Task: Write out all records as given; omit images.

═══ Records for processing

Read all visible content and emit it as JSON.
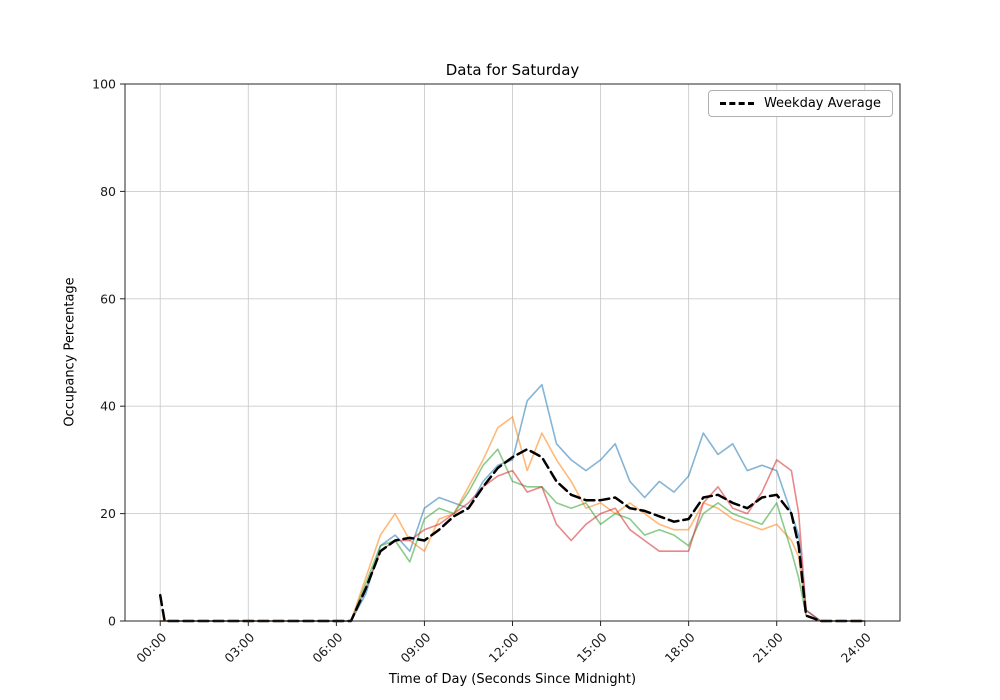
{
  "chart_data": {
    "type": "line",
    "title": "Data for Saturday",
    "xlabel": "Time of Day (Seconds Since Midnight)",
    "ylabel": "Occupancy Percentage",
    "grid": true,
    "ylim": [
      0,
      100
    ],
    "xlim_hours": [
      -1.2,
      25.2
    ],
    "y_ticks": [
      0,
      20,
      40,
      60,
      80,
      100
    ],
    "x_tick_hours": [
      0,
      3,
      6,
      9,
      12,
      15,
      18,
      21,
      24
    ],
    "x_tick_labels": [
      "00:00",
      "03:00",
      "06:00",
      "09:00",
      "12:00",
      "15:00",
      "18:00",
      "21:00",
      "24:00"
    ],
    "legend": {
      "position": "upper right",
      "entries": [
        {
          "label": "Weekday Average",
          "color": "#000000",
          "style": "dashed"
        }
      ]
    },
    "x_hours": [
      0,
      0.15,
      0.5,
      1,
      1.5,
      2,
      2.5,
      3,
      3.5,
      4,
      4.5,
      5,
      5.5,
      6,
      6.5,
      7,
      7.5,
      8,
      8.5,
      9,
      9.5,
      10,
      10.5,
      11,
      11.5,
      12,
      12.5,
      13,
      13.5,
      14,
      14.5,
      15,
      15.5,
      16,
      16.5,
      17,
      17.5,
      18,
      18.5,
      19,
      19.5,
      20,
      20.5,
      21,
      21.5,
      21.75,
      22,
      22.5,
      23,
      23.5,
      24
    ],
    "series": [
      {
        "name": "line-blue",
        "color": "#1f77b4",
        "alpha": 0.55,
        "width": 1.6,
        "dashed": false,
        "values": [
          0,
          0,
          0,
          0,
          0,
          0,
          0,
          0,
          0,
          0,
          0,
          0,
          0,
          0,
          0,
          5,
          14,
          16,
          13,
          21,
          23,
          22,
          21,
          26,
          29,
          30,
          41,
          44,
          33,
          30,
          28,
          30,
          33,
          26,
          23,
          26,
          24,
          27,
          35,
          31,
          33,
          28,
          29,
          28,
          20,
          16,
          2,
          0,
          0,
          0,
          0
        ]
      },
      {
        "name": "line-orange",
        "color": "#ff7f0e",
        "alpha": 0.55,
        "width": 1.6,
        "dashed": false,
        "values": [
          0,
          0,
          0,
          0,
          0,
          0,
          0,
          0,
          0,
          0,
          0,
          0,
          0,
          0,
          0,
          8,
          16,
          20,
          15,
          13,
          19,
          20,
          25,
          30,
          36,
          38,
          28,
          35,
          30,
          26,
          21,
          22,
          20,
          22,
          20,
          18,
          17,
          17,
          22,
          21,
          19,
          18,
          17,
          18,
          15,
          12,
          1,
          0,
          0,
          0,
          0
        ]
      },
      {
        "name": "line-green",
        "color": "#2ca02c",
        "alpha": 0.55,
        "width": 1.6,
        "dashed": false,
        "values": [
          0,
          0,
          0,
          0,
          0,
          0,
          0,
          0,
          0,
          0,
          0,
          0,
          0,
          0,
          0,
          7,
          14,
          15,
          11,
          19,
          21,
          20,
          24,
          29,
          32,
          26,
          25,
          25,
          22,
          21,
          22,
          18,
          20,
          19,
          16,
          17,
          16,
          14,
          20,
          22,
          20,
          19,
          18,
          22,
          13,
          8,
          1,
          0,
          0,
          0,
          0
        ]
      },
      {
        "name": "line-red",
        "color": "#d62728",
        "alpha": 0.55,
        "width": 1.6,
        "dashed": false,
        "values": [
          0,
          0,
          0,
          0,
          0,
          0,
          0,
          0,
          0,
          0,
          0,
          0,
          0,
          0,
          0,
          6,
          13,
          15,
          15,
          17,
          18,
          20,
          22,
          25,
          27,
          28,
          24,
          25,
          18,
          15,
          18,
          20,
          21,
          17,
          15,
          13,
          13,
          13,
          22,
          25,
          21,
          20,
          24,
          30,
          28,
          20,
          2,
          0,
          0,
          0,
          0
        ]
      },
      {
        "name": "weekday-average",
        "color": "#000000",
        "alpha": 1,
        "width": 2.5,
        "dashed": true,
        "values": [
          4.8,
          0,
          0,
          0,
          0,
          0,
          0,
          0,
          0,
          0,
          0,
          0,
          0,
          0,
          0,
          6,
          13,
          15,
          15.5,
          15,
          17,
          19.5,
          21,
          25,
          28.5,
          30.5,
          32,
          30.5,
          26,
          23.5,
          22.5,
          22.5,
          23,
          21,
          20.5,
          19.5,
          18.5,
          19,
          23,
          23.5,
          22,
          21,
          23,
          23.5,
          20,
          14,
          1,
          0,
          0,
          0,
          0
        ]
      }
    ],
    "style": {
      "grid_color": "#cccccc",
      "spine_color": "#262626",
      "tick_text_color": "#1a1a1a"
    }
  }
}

══════

Answer below:
Read all visible content and emit it as JSON.
{
  "chart_data": {
    "type": "line",
    "title": "Data for Saturday",
    "xlabel": "Time of Day (Seconds Since Midnight)",
    "ylabel": "Occupancy Percentage",
    "grid": true,
    "ylim": [
      0,
      100
    ],
    "xlim_hours": [
      -1.2,
      25.2
    ],
    "y_ticks": [
      0,
      20,
      40,
      60,
      80,
      100
    ],
    "x_tick_hours": [
      0,
      3,
      6,
      9,
      12,
      15,
      18,
      21,
      24
    ],
    "x_tick_labels": [
      "00:00",
      "03:00",
      "06:00",
      "09:00",
      "12:00",
      "15:00",
      "18:00",
      "21:00",
      "24:00"
    ],
    "legend": {
      "position": "upper right",
      "entries": [
        {
          "label": "Weekday Average",
          "color": "#000000",
          "style": "dashed"
        }
      ]
    },
    "x_hours": [
      0,
      0.15,
      0.5,
      1,
      1.5,
      2,
      2.5,
      3,
      3.5,
      4,
      4.5,
      5,
      5.5,
      6,
      6.5,
      7,
      7.5,
      8,
      8.5,
      9,
      9.5,
      10,
      10.5,
      11,
      11.5,
      12,
      12.5,
      13,
      13.5,
      14,
      14.5,
      15,
      15.5,
      16,
      16.5,
      17,
      17.5,
      18,
      18.5,
      19,
      19.5,
      20,
      20.5,
      21,
      21.5,
      21.75,
      22,
      22.5,
      23,
      23.5,
      24
    ],
    "series": [
      {
        "name": "line-blue",
        "color": "#1f77b4",
        "alpha": 0.55,
        "width": 1.6,
        "dashed": false,
        "values": [
          0,
          0,
          0,
          0,
          0,
          0,
          0,
          0,
          0,
          0,
          0,
          0,
          0,
          0,
          0,
          5,
          14,
          16,
          13,
          21,
          23,
          22,
          21,
          26,
          29,
          30,
          41,
          44,
          33,
          30,
          28,
          30,
          33,
          26,
          23,
          26,
          24,
          27,
          35,
          31,
          33,
          28,
          29,
          28,
          20,
          16,
          2,
          0,
          0,
          0,
          0
        ]
      },
      {
        "name": "line-orange",
        "color": "#ff7f0e",
        "alpha": 0.55,
        "width": 1.6,
        "dashed": false,
        "values": [
          0,
          0,
          0,
          0,
          0,
          0,
          0,
          0,
          0,
          0,
          0,
          0,
          0,
          0,
          0,
          8,
          16,
          20,
          15,
          13,
          19,
          20,
          25,
          30,
          36,
          38,
          28,
          35,
          30,
          26,
          21,
          22,
          20,
          22,
          20,
          18,
          17,
          17,
          22,
          21,
          19,
          18,
          17,
          18,
          15,
          12,
          1,
          0,
          0,
          0,
          0
        ]
      },
      {
        "name": "line-green",
        "color": "#2ca02c",
        "alpha": 0.55,
        "width": 1.6,
        "dashed": false,
        "values": [
          0,
          0,
          0,
          0,
          0,
          0,
          0,
          0,
          0,
          0,
          0,
          0,
          0,
          0,
          0,
          7,
          14,
          15,
          11,
          19,
          21,
          20,
          24,
          29,
          32,
          26,
          25,
          25,
          22,
          21,
          22,
          18,
          20,
          19,
          16,
          17,
          16,
          14,
          20,
          22,
          20,
          19,
          18,
          22,
          13,
          8,
          1,
          0,
          0,
          0,
          0
        ]
      },
      {
        "name": "line-red",
        "color": "#d62728",
        "alpha": 0.55,
        "width": 1.6,
        "dashed": false,
        "values": [
          0,
          0,
          0,
          0,
          0,
          0,
          0,
          0,
          0,
          0,
          0,
          0,
          0,
          0,
          0,
          6,
          13,
          15,
          15,
          17,
          18,
          20,
          22,
          25,
          27,
          28,
          24,
          25,
          18,
          15,
          18,
          20,
          21,
          17,
          15,
          13,
          13,
          13,
          22,
          25,
          21,
          20,
          24,
          30,
          28,
          20,
          2,
          0,
          0,
          0,
          0
        ]
      },
      {
        "name": "weekday-average",
        "color": "#000000",
        "alpha": 1,
        "width": 2.5,
        "dashed": true,
        "values": [
          4.8,
          0,
          0,
          0,
          0,
          0,
          0,
          0,
          0,
          0,
          0,
          0,
          0,
          0,
          0,
          6,
          13,
          15,
          15.5,
          15,
          17,
          19.5,
          21,
          25,
          28.5,
          30.5,
          32,
          30.5,
          26,
          23.5,
          22.5,
          22.5,
          23,
          21,
          20.5,
          19.5,
          18.5,
          19,
          23,
          23.5,
          22,
          21,
          23,
          23.5,
          20,
          14,
          1,
          0,
          0,
          0,
          0
        ]
      }
    ],
    "style": {
      "grid_color": "#cccccc",
      "spine_color": "#262626",
      "tick_text_color": "#1a1a1a"
    }
  }
}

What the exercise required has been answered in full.